(Extracted records)
_____
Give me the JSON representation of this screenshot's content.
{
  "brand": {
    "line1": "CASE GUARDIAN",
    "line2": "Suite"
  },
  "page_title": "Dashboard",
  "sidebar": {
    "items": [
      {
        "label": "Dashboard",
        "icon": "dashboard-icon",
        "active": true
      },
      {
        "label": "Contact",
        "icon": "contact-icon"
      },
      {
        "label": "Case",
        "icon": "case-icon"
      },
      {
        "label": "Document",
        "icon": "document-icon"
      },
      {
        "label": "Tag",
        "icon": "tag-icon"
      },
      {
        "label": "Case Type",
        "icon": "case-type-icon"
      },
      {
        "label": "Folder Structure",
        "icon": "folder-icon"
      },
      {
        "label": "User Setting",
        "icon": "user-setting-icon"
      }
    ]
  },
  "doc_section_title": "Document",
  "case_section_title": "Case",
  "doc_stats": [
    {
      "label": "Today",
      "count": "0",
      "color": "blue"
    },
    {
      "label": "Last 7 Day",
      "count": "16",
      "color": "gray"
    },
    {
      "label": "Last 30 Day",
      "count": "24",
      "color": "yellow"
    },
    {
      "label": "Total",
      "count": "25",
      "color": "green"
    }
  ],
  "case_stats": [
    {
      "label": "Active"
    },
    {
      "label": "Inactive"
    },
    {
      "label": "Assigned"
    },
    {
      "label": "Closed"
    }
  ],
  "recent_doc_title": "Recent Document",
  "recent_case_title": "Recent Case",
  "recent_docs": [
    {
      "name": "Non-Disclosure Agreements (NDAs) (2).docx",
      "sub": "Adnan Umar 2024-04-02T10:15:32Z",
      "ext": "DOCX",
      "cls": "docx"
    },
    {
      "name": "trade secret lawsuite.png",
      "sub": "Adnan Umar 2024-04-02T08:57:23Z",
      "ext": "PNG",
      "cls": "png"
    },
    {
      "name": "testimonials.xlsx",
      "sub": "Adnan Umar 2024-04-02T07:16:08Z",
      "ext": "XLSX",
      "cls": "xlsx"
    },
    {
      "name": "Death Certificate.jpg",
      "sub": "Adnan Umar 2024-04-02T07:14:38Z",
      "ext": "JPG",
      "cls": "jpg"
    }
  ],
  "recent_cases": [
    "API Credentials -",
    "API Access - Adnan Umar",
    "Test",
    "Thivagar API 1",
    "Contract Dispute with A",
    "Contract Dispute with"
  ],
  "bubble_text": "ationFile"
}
_____
_Aim of the exercise_
Faithfully reproduce all of the records, character for character.

_Exercise output_
Give me the JSON representation of this screenshot's content.
{
  "brand": {
    "line1": "CASE GUARDIAN",
    "line2": "Suite"
  },
  "page_title": "Dashboard",
  "sidebar": {
    "items": [
      {
        "label": "Dashboard",
        "icon": "dashboard-icon",
        "active": true
      },
      {
        "label": "Contact",
        "icon": "contact-icon"
      },
      {
        "label": "Case",
        "icon": "case-icon"
      },
      {
        "label": "Document",
        "icon": "document-icon"
      },
      {
        "label": "Tag",
        "icon": "tag-icon"
      },
      {
        "label": "Case Type",
        "icon": "case-type-icon"
      },
      {
        "label": "Folder Structure",
        "icon": "folder-icon"
      },
      {
        "label": "User Setting",
        "icon": "user-setting-icon"
      }
    ]
  },
  "doc_section_title": "Document",
  "case_section_title": "Case",
  "doc_stats": [
    {
      "label": "Today",
      "count": "0",
      "color": "blue"
    },
    {
      "label": "Last 7 Day",
      "count": "16",
      "color": "gray"
    },
    {
      "label": "Last 30 Day",
      "count": "24",
      "color": "yellow"
    },
    {
      "label": "Total",
      "count": "25",
      "color": "green"
    }
  ],
  "case_stats": [
    {
      "label": "Active"
    },
    {
      "label": "Inactive"
    },
    {
      "label": "Assigned"
    },
    {
      "label": "Closed"
    }
  ],
  "recent_doc_title": "Recent Document",
  "recent_case_title": "Recent Case",
  "recent_docs": [
    {
      "name": "Non-Disclosure Agreements (NDAs) (2).docx",
      "sub": "Adnan Umar 2024-04-02T10:15:32Z",
      "ext": "DOCX",
      "cls": "docx"
    },
    {
      "name": "trade secret lawsuite.png",
      "sub": "Adnan Umar 2024-04-02T08:57:23Z",
      "ext": "PNG",
      "cls": "png"
    },
    {
      "name": "testimonials.xlsx",
      "sub": "Adnan Umar 2024-04-02T07:16:08Z",
      "ext": "XLSX",
      "cls": "xlsx"
    },
    {
      "name": "Death Certificate.jpg",
      "sub": "Adnan Umar 2024-04-02T07:14:38Z",
      "ext": "JPG",
      "cls": "jpg"
    }
  ],
  "recent_cases": [
    "API Credentials -",
    "API Access - Adnan Umar",
    "Test",
    "Thivagar API 1",
    "Contract Dispute with A",
    "Contract Dispute with"
  ],
  "bubble_text": "ationFile"
}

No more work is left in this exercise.